Excerpted data
---

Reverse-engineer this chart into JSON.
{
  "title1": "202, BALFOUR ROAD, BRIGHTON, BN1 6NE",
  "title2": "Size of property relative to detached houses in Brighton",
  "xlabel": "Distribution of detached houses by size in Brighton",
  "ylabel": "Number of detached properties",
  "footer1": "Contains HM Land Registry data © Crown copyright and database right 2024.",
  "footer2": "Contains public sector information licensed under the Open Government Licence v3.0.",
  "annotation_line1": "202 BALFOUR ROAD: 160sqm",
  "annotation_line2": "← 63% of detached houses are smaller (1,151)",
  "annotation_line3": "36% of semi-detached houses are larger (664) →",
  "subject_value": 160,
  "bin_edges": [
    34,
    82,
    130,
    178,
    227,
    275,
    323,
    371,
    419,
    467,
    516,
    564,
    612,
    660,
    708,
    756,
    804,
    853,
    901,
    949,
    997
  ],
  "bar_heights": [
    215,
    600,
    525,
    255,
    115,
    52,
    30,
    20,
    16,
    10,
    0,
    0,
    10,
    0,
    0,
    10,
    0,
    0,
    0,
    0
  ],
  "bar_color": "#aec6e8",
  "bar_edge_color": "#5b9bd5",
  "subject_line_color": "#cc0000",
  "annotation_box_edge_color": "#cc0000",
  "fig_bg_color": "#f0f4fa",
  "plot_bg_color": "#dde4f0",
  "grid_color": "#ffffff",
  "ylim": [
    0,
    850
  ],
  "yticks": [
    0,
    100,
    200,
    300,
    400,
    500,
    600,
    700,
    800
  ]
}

---

Instructions to follow
Lines of the material that contain the word "Contains" are to be gathered.

Result
  "footer1": "Contains HM Land Registry data © Crown copyright and database right 2024.",
  "footer2": "Contains public sector information licensed under the Open Government Licence v3.0.",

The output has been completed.